Sur le moyen, pris en sa seconde branche

9. Il n'est pas de nature à permettre l'admission du pourvoi au sens de l'article 567-1-1 du code de procédure pénale.

Sur le moyen pris en sa première branche

Enoncé du moyen

10. Le moyen est pris de la violation des articles 5 de la Convention européenne des droits de l'homme, des articles préliminaire et 114 du code de procédure pénale.

11. Le moyen critique l'arrêt attaqué « en ce la chambre de l'instruction a rejeté le moyen de nullité de l'ordonnance de prolongation et confirmé la prolongation de la détention provisoire, alors que le rejet d'une demande de report d'une audience de prolongation de détention provisoire doit être suffisamment motivé sous peine d'emporter la nullité de l'ordonnance de prolongation, que le report peut intervenir par simple avis, sans que s'impose le respect du délai de cinq jours ouvrables entre la convocation et la date du débat contradictoire ; qu'en considérant que la motivation de l'ordonnance du juge des libertés et de la détention était suffisante, alors qu'elle ne répondait pas à ces éléments, expressément invoqué par l'avocat du mis en examen, la chambre de l'instruction a violé l'article 114 du code de procédure pénale ».

★ ★ ★ ★ ★ ★ ★

> _Consigne rédigée 1_:
D'après l'extrait, la violation de quels textes le moyen pris en sa première branche invoque-t-il ?
> _Consigne rédigée 2_:
Poursuivez l'extrait consacré au pourvoi contre la prolongation de la détention provisoire, à la suite de son dernier paragraphe.

> _Extrait de données_:
★ ★ ★ ★ ★ ★ ★

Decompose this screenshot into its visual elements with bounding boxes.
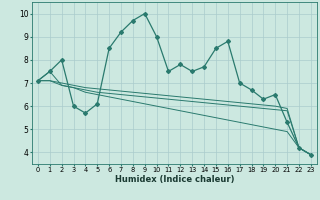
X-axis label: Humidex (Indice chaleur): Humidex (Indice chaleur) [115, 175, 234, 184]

★ ★ ★ ★ ★ ★ ★

> _Réponse attendue 1_:
Il invoque la violation de l'article 5 de la Convention européenne des droits de l'homme ainsi que des articles préliminaire et 114 du code de procédure pénale.

> _Réponse attendue 2_:
Réponse de la Cour

12. Pour écarter le moyen de nullité de l'ordonnance du juge des libertés et de la détention ordonnant la prolongation de la détention sans répondre à la seconde demande de renvoi présentée par l'avocat, la chambre de l'instruction énonce que le juge des libertés et de la détention y a répondu par télécopie en date du 6 août 2019, permettant ainsi à ce dernier de prendre toute mesure utile aux intérêts de son client.

13. Les juges retiennent qu'il importe peu qu'aucune mention de la demande de report et de la décision motivée de rejet ne soit portée à l'ordonnance de prolongation ou au procès-verbal de débat contradictoire.

14. Les juges relèvent enfin qu'il est indifférent que le juge des libertés et de la détention n'ait pas réitéré sa décision de rejet motivé après l'envoi de la nouvelle télécopie de l'avocat de M. T... par laquelle il maintenait sa demande en faisant valoir, pour la première fois, qu'il renonçait expressément aux prescriptions de l'article 114 du code de procédure pénale.

15. En prononçant ainsi, la chambre de l'instruction a justifié sa décision.

16. En effet il résulte des dispositions de l'article 114 du code de procédure pénale que la renonciation à se prévaloir de l'irrégularité de la convocation ne peut intervenir qu'au moment du débat contradictoire.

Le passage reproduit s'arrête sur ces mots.